1. sloooooww

Could someone take a look at this code, and maybe tell me why it's so slow?
And possibly even let me know how I could speed it up? Thanks

---Code begins here---
-- fireplay.ex : inspired by Gerhard Piran's Burn
-- Jiri babor
-- J.babor at gns.cri.nz
-- version 1.00   97-01-13

include graphics.e
include get.e

constant
   a=#A0000,
   ymin=10,    ymax= 199,        -- top & bottom of fire window
   true=1,     false=0
integer cc, junk, key, plasma, cp, finished, xmin, xmax
sequence buff, pal, par

procedure write_buff()
   for y = ymin to ymax-2 do
      poke(a+320*y+xmin,buff[y-ymin+1])
   end for
end procedure

procedure burn()     -- fire calculations
   if plasma then    -- plasma-like fire
      for r = 2 to ymax-ymin do
         for c = 2 to xmax-xmin do
            cc = floor((buff[r][c-1]+buff[r][c]+
                        buff[r][c+1]+buff[r+1][c])/4)

- _Aim A_: Return all of the stored rows in Block 1 line by line, with no changes.
The rows that follow have no connection to the post about slow fire code.

Stored records:
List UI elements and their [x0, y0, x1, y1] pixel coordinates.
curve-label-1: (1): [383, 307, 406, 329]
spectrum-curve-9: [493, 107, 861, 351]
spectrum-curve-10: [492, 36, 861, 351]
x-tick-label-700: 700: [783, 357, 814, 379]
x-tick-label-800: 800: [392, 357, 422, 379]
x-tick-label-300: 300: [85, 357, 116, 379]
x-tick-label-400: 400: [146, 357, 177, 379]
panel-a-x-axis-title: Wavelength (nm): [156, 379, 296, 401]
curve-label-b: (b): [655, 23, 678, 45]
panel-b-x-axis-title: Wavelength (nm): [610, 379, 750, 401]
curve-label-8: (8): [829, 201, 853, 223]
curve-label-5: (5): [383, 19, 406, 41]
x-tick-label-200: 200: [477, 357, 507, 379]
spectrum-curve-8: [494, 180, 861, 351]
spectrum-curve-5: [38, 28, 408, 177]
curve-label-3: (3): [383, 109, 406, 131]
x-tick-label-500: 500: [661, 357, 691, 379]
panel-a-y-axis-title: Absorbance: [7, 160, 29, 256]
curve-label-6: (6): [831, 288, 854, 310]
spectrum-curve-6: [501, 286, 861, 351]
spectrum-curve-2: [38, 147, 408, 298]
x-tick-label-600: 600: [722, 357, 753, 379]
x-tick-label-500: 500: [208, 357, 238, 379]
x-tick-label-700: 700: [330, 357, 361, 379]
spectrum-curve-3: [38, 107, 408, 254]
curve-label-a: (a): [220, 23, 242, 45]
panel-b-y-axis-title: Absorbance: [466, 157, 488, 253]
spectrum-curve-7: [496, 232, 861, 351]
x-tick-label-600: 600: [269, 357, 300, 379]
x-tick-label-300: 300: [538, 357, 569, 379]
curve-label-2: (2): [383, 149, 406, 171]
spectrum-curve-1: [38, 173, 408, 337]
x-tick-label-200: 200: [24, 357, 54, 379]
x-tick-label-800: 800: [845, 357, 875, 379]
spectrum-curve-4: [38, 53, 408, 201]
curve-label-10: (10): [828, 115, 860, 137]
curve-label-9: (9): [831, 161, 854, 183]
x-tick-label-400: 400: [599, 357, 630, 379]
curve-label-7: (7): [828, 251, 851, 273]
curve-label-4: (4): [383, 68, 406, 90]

- _Aim B_: Using the post about slow fire code, mark each statement yes or no, quoting the words that decide it: (i) the code includes graphics.e; (ii) ymax is set to 200; (iii) the file is named fireplay.ex.

- _Final answer A_:
List UI elements and their [x0, y0, x1, y1] pixel coordinates.
curve-label-1: (1): [383, 307, 406, 329]
spectrum-curve-9: [493, 107, 861, 351]
spectrum-curve-10: [492, 36, 861, 351]
x-tick-label-700: 700: [783, 357, 814, 379]
x-tick-label-800: 800: [392, 357, 422, 379]
x-tick-label-300: 300: [85, 357, 116, 379]
x-tick-label-400: 400: [146, 357, 177, 379]
panel-a-x-axis-title: Wavelength (nm): [156, 379, 296, 401]
curve-label-b: (b): [655, 23, 678, 45]
panel-b-x-axis-title: Wavelength (nm): [610, 379, 750, 401]
curve-label-8: (8): [829, 201, 853, 223]
curve-label-5: (5): [383, 19, 406, 41]
x-tick-label-200: 200: [477, 357, 507, 379]
spectrum-curve-8: [494, 180, 861, 351]
spectrum-curve-5: [38, 28, 408, 177]
curve-label-3: (3): [383, 109, 406, 131]
x-tick-label-500: 500: [661, 357, 691, 379]
panel-a-y-axis-title: Absorbance: [7, 160, 29, 256]
curve-label-6: (6): [831, 288, 854, 310]
spectrum-curve-6: [501, 286, 861, 351]
spectrum-curve-2: [38, 147, 408, 298]
x-tick-label-600: 600: [722, 357, 753, 379]
x-tick-label-500: 500: [208, 357, 238, 379]
x-tick-label-700: 700: [330, 357, 361, 379]
spectrum-curve-3: [38, 107, 408, 254]
curve-label-a: (a): [220, 23, 242, 45]
panel-b-y-axis-title: Absorbance: [466, 157, 488, 253]
spectrum-curve-7: [496, 232, 861, 351]
x-tick-label-600: 600: [269, 357, 300, 379]
x-tick-label-300: 300: [538, 357, 569, 379]
curve-label-2: (2): [383, 149, 406, 171]
spectrum-curve-1: [38, 173, 408, 337]
x-tick-label-200: 200: [24, 357, 54, 379]
x-tick-label-800: 800: [845, 357, 875, 379]
spectrum-curve-4: [38, 53, 408, 201]
curve-label-10: (10): [828, 115, 860, 137]
curve-label-9: (9): [831, 161, 854, 183]
x-tick-label-400: 400: [599, 357, 630, 379]
curve-label-7: (7): [828, 251, 851, 273]
curve-label-4: (4): [383, 68, 406, 90]

- _Final answer B_:
(i) Yes: "include graphics.e"
(ii) No: "ymax= 199"
(iii) Yes: "fireplay.ex"